→ WHAT YOU ARE ASKED TO DO
Pick out each line below containing "Changed".

▼

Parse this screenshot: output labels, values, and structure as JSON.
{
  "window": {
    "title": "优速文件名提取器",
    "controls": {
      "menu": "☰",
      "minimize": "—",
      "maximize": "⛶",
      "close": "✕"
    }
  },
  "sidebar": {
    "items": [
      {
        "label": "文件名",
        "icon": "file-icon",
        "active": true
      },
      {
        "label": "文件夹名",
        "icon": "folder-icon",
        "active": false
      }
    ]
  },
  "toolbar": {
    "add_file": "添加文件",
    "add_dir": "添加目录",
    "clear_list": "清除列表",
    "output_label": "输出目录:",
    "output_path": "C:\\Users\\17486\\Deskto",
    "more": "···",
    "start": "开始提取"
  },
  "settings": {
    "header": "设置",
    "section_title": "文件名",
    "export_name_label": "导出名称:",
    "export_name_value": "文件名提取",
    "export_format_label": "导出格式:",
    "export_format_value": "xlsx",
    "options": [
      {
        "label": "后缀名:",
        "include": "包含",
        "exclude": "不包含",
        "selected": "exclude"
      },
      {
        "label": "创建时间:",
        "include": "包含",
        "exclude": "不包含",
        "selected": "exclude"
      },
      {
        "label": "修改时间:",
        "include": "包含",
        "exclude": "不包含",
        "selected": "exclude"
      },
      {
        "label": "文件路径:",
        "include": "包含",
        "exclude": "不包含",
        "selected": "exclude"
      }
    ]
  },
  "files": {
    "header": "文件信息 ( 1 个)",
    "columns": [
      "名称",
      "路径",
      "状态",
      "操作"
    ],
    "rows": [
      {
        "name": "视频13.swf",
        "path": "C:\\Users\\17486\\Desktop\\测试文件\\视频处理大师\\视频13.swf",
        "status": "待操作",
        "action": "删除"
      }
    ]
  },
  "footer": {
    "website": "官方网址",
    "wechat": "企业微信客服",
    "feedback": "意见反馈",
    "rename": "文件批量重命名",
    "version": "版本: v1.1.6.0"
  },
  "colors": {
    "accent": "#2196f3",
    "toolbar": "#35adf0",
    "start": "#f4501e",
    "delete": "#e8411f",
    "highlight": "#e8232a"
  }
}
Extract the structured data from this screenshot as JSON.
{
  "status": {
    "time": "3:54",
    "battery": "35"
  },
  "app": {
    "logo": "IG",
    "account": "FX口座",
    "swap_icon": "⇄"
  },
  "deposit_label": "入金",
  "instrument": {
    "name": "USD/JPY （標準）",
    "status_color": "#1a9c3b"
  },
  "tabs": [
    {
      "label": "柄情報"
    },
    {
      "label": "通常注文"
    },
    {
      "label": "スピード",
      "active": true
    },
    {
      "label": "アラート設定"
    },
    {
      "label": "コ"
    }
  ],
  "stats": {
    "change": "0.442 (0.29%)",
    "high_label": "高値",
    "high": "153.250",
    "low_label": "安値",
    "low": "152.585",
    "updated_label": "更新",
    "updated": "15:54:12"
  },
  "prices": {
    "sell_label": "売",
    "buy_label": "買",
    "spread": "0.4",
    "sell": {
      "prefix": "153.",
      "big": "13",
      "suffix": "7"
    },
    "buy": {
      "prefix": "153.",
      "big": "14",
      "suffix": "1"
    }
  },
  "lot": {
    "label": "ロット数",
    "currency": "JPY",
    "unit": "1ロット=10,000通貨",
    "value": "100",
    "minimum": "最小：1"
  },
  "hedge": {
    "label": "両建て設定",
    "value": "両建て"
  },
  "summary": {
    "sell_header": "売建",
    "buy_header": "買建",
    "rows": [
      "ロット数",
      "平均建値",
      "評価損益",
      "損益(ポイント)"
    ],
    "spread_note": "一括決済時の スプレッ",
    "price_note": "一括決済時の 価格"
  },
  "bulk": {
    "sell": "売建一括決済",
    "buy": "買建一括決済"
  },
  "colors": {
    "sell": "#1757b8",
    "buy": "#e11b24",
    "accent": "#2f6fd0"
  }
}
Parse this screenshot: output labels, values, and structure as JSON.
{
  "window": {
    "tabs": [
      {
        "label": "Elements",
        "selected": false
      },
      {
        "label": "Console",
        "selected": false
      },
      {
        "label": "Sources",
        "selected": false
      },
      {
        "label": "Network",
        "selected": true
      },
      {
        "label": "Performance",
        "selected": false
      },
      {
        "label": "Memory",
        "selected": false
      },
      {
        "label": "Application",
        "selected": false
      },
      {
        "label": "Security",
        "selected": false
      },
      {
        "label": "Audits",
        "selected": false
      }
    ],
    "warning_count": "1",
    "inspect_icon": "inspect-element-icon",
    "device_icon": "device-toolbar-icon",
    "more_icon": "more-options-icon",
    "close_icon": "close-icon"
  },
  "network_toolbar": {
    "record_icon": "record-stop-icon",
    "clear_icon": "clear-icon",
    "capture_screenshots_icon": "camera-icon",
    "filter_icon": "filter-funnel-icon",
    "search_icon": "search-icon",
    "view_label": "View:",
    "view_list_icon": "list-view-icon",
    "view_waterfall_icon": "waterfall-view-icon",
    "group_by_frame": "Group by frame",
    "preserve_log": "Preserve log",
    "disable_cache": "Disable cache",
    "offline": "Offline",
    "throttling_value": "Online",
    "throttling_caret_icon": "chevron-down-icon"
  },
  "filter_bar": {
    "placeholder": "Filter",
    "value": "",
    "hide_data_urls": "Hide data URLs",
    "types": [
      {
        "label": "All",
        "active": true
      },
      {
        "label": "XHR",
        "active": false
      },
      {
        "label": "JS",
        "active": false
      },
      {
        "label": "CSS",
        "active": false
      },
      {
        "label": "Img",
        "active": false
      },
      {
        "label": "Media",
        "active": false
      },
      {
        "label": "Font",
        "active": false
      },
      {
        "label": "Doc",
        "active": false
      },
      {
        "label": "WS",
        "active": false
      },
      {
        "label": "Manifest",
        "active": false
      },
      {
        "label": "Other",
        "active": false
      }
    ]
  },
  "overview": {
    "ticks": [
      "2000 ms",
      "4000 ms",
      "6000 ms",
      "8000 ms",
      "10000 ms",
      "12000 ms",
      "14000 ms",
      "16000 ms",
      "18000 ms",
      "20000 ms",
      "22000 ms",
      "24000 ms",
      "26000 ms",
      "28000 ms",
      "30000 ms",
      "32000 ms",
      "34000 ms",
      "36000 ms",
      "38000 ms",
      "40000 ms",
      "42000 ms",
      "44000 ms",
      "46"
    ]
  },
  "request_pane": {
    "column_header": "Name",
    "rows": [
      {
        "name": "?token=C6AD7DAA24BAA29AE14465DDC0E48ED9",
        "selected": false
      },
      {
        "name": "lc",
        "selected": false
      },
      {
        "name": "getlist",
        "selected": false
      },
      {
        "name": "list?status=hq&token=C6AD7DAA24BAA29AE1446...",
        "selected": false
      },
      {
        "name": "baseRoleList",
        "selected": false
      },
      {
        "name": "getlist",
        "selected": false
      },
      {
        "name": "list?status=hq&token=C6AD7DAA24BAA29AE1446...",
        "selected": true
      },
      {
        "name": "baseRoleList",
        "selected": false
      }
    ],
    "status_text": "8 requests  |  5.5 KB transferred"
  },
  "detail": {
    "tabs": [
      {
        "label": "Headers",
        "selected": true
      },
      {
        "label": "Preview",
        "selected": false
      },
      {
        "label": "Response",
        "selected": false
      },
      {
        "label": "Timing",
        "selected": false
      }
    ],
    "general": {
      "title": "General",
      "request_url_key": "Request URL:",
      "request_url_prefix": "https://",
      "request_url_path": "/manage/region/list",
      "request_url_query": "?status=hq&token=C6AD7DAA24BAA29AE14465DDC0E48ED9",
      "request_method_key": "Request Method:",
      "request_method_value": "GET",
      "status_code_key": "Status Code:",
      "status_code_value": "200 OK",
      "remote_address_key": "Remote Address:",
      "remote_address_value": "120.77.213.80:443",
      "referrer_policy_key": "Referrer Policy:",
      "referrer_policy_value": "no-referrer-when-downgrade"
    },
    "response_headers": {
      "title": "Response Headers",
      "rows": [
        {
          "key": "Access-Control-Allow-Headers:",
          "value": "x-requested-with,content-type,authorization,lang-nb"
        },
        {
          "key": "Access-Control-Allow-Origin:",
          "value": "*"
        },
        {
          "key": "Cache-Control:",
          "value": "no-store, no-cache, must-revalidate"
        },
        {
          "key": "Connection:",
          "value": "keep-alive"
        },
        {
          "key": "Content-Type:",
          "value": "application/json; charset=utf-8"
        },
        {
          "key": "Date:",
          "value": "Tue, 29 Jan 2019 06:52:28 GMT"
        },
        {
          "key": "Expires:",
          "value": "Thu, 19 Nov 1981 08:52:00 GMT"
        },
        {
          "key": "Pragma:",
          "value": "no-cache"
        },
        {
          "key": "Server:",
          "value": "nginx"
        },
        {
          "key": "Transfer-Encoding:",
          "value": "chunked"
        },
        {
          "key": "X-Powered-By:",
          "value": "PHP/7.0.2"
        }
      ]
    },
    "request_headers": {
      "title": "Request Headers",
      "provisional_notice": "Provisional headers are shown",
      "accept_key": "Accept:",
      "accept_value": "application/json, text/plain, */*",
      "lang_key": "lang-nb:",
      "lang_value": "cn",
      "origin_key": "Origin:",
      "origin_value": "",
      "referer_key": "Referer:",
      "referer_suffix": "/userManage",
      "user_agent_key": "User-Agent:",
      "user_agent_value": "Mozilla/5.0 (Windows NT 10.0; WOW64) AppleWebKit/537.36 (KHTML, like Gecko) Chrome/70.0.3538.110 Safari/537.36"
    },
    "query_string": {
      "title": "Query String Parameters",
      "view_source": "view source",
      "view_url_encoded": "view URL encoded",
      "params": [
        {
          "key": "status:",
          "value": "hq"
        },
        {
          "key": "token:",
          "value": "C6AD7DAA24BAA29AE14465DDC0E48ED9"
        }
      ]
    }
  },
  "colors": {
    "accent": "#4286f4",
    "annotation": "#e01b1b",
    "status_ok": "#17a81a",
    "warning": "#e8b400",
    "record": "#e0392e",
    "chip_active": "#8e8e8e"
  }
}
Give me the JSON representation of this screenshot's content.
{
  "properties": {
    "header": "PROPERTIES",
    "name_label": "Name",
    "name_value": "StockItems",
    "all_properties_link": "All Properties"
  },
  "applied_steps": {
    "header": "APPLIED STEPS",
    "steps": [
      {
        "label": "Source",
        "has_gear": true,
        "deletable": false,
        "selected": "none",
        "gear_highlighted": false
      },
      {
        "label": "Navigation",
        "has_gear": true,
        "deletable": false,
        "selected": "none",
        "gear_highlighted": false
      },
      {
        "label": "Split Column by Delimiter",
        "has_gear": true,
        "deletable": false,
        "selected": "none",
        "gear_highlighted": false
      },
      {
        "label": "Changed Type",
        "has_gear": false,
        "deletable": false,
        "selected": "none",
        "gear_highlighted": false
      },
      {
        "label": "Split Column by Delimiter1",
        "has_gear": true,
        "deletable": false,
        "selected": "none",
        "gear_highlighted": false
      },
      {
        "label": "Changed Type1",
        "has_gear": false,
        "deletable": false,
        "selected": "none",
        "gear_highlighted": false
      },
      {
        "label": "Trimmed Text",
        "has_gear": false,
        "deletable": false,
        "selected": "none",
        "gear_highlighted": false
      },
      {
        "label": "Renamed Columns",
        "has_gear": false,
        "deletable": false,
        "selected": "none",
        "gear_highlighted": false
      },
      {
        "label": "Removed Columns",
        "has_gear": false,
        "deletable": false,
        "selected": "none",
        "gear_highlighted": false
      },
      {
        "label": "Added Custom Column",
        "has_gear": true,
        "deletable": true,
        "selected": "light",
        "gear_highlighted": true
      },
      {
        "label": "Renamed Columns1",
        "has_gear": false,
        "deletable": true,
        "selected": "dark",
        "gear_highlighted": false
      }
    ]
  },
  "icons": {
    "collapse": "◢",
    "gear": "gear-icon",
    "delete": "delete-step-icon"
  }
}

▲

→ FULL RESPONSE
        "label": "Changed Type",
        "label": "Changed Type1",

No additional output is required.